§ **Exercise description**
Copy whichever lines contain the string "الأول".

§ **Input records**
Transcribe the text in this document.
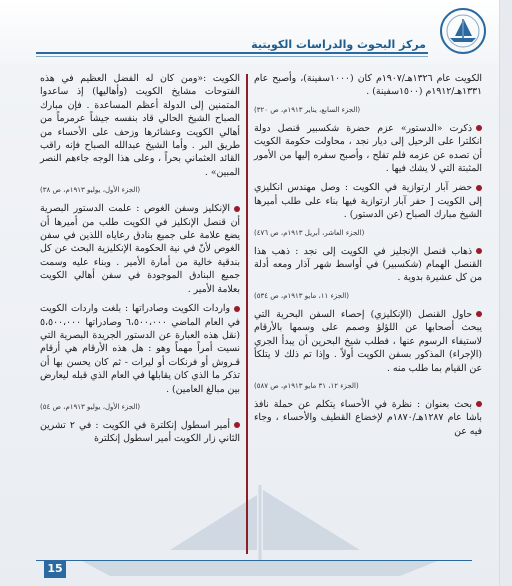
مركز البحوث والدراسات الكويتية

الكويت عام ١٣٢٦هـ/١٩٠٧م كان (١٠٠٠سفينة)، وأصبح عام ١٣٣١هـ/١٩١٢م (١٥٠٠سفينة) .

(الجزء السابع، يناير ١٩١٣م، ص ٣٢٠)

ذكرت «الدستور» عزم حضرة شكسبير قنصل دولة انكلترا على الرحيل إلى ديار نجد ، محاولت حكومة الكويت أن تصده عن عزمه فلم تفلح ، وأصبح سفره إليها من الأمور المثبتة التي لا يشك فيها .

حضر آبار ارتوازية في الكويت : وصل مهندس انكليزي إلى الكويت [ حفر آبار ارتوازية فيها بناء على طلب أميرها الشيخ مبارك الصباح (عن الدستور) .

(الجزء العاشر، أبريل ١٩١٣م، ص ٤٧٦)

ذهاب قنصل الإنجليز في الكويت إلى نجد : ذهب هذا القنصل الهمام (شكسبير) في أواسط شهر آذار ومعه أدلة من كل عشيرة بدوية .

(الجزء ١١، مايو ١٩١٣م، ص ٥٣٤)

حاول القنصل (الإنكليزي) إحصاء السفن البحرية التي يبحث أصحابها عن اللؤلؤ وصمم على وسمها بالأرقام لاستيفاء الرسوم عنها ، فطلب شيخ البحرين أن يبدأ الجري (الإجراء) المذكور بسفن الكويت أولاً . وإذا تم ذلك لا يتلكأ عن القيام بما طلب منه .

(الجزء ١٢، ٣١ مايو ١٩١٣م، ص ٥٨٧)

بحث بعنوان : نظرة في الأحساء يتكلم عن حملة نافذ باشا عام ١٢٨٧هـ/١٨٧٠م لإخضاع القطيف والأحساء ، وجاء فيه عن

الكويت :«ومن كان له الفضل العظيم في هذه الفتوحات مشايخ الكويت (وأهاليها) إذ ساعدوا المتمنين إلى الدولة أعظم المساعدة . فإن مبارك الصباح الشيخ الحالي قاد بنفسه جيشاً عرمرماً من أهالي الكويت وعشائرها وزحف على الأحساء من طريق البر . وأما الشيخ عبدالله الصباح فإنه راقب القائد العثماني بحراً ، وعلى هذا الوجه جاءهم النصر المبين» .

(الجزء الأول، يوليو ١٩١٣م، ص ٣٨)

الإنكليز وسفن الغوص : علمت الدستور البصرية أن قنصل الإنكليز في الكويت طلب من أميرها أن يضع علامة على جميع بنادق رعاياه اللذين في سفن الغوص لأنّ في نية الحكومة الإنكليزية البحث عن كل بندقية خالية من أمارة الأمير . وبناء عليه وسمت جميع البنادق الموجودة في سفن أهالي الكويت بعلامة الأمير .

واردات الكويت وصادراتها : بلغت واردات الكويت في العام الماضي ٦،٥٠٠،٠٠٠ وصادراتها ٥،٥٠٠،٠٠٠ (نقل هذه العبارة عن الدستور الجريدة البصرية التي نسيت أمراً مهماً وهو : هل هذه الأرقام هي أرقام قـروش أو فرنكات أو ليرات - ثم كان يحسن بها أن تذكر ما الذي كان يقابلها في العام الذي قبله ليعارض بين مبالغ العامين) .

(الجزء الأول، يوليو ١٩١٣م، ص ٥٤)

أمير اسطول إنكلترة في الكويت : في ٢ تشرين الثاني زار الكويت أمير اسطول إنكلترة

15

§ **Finished task**
(الجزء الأول، يوليو ١٩١٣م، ص ٣٨)
(الجزء الأول، يوليو ١٩١٣م، ص ٥٤)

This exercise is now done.